Copy out the lines that have "Current" in them.
### DATA ENTRIES
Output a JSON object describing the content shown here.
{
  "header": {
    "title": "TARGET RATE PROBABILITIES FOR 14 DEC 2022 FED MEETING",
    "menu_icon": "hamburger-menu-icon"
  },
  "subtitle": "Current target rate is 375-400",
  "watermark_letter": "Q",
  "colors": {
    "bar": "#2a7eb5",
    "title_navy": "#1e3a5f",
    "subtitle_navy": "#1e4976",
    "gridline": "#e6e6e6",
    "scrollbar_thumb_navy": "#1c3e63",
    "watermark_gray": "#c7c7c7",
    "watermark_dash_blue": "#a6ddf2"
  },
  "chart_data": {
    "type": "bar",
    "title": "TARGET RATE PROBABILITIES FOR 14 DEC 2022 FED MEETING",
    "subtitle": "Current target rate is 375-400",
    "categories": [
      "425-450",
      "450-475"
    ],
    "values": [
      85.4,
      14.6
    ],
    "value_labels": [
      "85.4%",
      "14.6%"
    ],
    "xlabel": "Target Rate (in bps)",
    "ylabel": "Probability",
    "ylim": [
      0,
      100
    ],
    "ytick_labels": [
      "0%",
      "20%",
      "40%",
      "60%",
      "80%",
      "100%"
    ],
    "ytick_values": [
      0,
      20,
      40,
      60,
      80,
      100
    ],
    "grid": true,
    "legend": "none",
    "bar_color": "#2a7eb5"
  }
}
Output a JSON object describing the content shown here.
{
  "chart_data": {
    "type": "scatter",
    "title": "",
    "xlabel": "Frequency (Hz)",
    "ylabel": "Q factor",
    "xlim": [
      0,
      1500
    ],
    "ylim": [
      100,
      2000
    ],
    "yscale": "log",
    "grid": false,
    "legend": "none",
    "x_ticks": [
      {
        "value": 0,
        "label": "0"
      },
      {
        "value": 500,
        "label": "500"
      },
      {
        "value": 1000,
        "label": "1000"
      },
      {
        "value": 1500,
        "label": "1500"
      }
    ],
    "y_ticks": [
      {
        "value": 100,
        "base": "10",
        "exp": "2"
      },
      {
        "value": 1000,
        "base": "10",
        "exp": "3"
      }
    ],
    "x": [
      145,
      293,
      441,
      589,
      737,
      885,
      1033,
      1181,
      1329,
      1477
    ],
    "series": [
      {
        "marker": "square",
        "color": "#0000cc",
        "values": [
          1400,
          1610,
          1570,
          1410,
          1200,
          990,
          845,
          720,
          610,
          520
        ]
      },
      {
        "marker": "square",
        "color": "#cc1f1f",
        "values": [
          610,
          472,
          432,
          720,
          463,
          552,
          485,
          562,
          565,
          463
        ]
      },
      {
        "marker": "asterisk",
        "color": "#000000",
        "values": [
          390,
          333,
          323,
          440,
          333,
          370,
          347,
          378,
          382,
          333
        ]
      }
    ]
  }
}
######
* **TASK SOLUTION**
  "subtitle": "Current target rate is 375-400",
    "subtitle": "Current target rate is 375-400",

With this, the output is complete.